> [Exercise prompt] Select every line below containing the word "Frank".

> [Listed records]
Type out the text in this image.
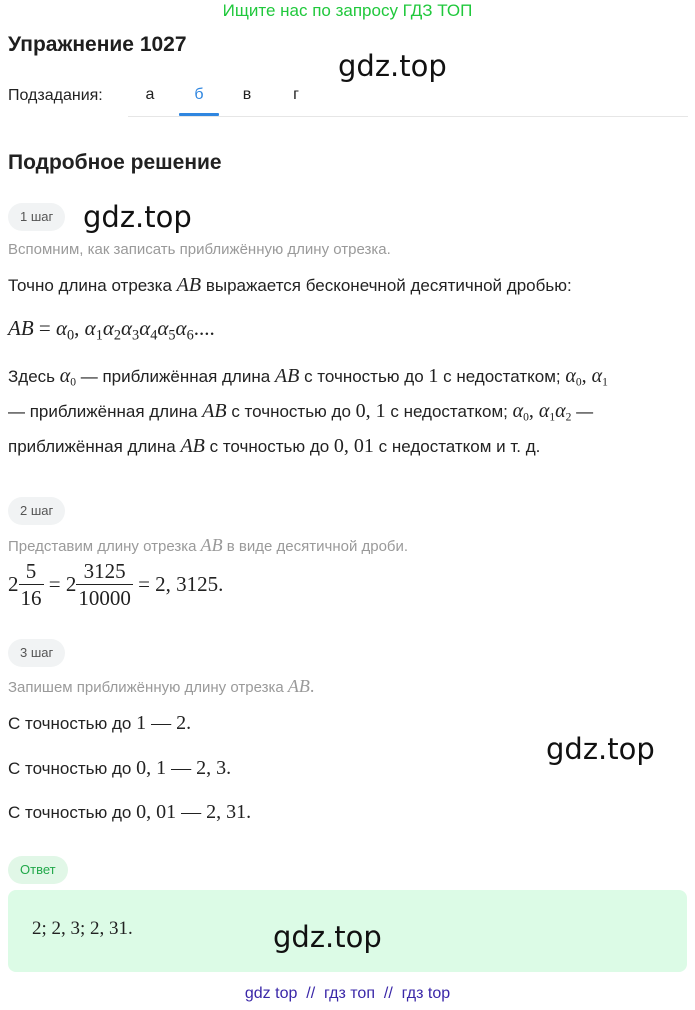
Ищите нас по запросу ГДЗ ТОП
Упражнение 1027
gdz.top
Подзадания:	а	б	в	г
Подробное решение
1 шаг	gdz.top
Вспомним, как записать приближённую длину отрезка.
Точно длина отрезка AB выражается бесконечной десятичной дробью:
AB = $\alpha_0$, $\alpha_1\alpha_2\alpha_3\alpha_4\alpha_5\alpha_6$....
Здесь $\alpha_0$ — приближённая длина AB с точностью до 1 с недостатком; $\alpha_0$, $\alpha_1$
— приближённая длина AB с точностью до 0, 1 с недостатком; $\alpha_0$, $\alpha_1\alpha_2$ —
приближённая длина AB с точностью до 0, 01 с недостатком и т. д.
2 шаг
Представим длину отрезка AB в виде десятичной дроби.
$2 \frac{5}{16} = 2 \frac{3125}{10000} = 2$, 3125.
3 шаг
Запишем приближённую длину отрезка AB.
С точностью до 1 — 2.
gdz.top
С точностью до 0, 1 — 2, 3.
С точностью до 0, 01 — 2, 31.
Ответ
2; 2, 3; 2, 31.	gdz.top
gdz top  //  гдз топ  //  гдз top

--

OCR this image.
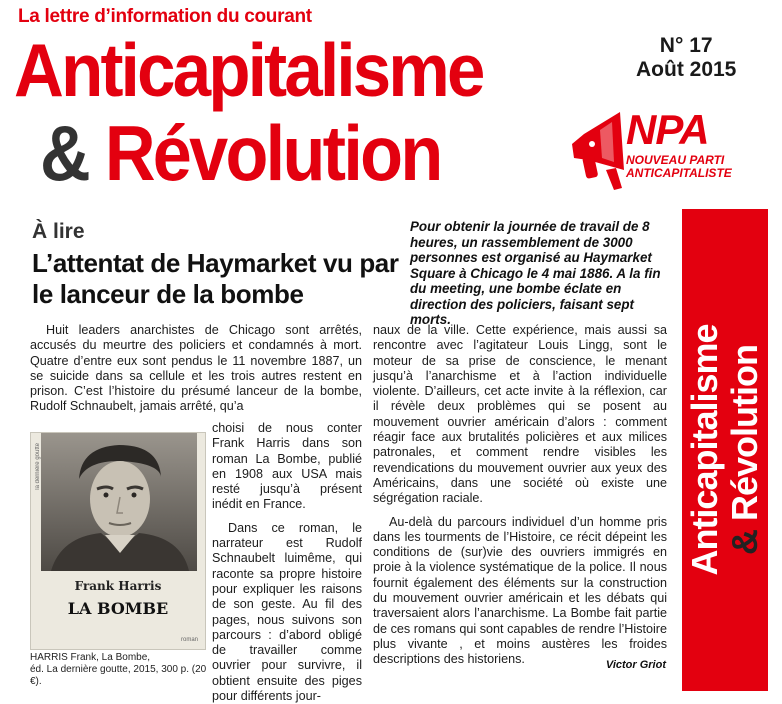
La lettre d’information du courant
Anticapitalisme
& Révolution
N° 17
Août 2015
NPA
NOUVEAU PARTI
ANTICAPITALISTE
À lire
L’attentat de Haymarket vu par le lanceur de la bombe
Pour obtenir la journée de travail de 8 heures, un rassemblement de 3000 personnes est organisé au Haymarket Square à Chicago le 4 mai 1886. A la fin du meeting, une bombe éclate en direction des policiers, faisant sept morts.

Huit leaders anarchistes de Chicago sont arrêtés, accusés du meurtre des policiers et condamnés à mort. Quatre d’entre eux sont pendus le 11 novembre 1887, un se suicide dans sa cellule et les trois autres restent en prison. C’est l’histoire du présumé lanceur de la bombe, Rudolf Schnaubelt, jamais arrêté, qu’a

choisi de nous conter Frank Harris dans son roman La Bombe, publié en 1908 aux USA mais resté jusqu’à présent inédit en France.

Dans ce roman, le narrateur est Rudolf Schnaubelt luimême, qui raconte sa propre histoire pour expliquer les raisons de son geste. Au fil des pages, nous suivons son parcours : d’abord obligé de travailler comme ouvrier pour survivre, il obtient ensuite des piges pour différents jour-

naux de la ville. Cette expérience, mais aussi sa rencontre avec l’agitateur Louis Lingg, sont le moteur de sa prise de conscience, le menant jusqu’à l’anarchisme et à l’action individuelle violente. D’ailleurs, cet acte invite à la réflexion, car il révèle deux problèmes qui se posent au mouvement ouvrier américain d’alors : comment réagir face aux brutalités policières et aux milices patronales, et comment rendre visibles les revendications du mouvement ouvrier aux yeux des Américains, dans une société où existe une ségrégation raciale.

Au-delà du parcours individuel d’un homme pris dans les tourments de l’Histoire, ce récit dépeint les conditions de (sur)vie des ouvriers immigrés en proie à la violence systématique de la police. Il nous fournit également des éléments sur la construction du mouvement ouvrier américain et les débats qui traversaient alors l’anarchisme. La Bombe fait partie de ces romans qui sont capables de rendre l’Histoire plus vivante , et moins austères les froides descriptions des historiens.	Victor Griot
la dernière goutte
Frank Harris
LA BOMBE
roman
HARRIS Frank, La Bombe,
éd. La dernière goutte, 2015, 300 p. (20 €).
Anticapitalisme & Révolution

> [Answer]
choisi de nous conter Frank Harris dans son roman La Bombe, publié en 1908 aux USA mais resté jusqu’à présent inédit en France.
Frank Harris
HARRIS Frank, La Bombe,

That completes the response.